In the records that follow, locate every line with "Learning" and extract it.

____________________

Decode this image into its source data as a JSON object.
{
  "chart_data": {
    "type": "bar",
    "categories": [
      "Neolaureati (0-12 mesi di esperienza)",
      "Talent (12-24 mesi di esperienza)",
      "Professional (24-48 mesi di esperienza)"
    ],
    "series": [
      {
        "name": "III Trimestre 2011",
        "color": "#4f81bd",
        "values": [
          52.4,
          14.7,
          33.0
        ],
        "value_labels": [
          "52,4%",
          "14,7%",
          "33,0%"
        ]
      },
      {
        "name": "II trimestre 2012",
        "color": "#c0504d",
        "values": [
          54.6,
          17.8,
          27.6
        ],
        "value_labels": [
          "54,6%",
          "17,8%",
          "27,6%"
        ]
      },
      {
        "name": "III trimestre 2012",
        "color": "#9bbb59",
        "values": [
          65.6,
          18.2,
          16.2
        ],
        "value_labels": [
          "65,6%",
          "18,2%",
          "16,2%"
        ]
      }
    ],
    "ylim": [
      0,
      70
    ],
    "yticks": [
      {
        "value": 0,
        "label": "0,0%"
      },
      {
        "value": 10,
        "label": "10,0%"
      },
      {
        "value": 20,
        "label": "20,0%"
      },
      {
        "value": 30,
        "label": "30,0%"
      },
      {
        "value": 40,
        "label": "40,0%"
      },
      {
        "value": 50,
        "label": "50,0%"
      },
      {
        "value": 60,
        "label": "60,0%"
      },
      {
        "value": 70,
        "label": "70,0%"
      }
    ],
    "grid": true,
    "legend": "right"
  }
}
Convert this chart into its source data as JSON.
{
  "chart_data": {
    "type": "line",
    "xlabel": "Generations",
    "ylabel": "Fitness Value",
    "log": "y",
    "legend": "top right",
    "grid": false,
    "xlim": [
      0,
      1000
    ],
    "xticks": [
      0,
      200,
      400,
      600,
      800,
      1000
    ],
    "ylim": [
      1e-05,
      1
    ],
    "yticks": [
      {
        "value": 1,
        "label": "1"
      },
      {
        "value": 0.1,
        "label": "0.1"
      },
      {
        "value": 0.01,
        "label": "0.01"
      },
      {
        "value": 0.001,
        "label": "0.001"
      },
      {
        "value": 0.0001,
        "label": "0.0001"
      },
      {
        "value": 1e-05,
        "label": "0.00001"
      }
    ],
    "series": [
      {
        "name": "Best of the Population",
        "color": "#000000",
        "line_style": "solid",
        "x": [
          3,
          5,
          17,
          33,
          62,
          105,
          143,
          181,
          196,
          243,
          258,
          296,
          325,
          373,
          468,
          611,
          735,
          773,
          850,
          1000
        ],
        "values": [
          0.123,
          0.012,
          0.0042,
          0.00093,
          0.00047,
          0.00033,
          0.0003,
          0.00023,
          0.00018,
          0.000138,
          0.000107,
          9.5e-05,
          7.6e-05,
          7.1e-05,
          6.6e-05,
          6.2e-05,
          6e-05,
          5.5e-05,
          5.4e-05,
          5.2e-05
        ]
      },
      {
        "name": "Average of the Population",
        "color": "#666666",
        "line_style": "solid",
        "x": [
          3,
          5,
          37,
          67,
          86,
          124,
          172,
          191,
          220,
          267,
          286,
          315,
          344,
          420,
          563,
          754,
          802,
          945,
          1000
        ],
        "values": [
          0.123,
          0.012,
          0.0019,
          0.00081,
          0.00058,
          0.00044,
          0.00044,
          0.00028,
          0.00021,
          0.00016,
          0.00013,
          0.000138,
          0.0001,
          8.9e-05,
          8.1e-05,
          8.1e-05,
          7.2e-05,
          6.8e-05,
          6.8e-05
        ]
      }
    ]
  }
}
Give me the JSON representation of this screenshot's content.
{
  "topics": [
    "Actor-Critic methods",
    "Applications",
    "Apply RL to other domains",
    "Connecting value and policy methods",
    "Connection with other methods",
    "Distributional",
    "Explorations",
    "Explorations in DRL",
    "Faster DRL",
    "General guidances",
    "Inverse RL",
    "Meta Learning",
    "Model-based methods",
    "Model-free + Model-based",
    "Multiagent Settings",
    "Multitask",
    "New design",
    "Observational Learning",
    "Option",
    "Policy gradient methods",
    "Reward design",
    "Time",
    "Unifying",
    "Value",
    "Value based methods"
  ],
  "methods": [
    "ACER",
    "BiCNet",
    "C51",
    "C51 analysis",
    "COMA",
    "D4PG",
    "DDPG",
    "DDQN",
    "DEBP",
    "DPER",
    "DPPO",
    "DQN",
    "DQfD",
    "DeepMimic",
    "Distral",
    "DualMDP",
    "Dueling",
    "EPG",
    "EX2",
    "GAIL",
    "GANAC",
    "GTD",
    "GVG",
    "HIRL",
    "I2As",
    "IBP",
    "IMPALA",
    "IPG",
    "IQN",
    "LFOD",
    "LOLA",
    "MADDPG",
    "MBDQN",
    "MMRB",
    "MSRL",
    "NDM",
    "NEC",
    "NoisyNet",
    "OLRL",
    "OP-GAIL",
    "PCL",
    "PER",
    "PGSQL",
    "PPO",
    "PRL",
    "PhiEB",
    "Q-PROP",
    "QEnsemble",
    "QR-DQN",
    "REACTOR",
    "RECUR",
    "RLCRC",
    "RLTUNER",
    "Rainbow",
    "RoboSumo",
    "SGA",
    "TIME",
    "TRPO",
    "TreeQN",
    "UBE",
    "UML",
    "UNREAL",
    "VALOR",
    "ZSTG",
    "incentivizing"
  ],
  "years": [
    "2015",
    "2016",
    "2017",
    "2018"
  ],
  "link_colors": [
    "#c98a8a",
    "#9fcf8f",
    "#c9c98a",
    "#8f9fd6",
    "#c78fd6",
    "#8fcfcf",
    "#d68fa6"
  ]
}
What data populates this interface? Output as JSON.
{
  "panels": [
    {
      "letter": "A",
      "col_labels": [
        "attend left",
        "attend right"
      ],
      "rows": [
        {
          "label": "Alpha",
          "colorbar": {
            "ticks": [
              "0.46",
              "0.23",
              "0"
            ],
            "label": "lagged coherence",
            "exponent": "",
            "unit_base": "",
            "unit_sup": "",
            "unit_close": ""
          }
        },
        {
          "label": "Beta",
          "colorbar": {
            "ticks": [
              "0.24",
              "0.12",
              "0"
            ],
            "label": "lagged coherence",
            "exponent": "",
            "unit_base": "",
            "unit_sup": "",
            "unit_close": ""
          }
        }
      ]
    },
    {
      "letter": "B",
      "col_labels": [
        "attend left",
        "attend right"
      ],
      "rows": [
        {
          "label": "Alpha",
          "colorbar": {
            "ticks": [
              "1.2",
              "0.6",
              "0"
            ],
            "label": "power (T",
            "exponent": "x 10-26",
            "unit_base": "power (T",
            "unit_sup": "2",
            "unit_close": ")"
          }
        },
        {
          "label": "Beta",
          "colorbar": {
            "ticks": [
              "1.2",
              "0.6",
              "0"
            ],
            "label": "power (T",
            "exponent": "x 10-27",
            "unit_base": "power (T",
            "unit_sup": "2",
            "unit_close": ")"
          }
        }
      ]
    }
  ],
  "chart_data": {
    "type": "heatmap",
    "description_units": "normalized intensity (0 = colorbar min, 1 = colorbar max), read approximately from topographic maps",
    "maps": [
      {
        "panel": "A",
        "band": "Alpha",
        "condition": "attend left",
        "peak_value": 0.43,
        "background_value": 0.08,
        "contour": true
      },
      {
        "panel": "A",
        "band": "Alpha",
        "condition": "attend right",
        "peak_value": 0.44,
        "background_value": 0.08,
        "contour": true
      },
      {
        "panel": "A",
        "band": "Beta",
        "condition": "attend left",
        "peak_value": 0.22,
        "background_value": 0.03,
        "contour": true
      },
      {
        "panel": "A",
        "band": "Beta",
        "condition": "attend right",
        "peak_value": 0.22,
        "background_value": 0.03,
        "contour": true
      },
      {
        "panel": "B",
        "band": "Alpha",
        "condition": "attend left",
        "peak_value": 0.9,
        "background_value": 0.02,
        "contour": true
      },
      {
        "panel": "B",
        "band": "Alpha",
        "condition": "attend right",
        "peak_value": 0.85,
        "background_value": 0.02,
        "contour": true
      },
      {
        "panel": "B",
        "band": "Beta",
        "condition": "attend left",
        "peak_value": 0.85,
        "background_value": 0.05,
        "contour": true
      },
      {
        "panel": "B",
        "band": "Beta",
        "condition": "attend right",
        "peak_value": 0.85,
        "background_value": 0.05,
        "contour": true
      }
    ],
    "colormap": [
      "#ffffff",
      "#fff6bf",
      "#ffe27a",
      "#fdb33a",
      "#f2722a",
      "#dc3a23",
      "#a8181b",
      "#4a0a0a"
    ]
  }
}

____________________

- **Task result**:
    "Meta Learning",
    "Observational Learning",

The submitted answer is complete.